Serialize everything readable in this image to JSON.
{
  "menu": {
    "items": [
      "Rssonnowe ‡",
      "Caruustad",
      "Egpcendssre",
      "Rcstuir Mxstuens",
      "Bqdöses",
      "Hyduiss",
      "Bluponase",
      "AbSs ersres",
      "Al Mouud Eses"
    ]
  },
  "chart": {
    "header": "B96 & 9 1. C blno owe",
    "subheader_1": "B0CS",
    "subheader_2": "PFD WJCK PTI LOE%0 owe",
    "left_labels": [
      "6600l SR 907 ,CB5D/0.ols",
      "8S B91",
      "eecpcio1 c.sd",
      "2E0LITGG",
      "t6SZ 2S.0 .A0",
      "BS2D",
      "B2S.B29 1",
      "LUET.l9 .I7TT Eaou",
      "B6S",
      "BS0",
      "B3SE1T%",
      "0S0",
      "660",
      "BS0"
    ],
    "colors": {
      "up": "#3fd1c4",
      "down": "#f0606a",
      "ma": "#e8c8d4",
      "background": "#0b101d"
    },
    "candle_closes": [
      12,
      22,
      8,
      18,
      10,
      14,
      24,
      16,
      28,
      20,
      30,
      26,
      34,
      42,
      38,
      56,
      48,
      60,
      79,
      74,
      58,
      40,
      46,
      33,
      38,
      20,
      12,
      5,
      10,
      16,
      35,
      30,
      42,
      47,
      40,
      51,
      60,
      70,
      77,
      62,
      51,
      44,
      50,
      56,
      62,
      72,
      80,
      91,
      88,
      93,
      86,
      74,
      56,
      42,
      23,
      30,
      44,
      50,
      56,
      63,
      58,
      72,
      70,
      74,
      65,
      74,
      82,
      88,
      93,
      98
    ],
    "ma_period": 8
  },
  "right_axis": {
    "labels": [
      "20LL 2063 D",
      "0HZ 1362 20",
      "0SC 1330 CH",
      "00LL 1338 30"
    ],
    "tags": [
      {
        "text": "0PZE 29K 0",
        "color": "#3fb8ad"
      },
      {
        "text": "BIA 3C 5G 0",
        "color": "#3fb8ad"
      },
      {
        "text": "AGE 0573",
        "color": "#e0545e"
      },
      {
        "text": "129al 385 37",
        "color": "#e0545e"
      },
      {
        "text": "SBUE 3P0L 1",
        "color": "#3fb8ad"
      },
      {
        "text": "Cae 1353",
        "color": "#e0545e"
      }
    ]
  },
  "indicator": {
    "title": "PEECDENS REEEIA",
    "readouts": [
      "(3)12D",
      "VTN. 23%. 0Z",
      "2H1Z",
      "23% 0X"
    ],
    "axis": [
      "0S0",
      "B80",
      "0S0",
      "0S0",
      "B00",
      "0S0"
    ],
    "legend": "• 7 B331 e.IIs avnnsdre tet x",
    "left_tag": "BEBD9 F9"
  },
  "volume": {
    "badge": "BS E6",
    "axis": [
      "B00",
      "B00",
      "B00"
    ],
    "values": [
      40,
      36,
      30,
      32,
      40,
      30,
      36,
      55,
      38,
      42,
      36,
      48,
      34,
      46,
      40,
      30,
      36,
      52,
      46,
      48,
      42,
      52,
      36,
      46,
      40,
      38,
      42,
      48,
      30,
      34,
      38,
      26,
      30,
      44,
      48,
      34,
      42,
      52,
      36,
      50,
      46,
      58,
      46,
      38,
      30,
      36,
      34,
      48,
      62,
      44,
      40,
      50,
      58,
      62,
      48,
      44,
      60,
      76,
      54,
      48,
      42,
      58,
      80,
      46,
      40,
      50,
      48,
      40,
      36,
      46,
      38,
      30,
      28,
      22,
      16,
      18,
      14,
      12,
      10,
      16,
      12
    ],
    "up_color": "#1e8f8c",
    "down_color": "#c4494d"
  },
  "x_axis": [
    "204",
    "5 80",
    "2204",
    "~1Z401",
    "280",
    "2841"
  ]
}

▶ Task requirements: Look for the word "text" and return every line where it occurs.

▶ Written response:
        "text": "0PZE 29K 0",
        "text": "BIA 3C 5G 0",
        "text": "AGE 0573",
        "text": "129al 385 37",
        "text": "SBUE 3P0L 1",
        "text": "Cae 1353",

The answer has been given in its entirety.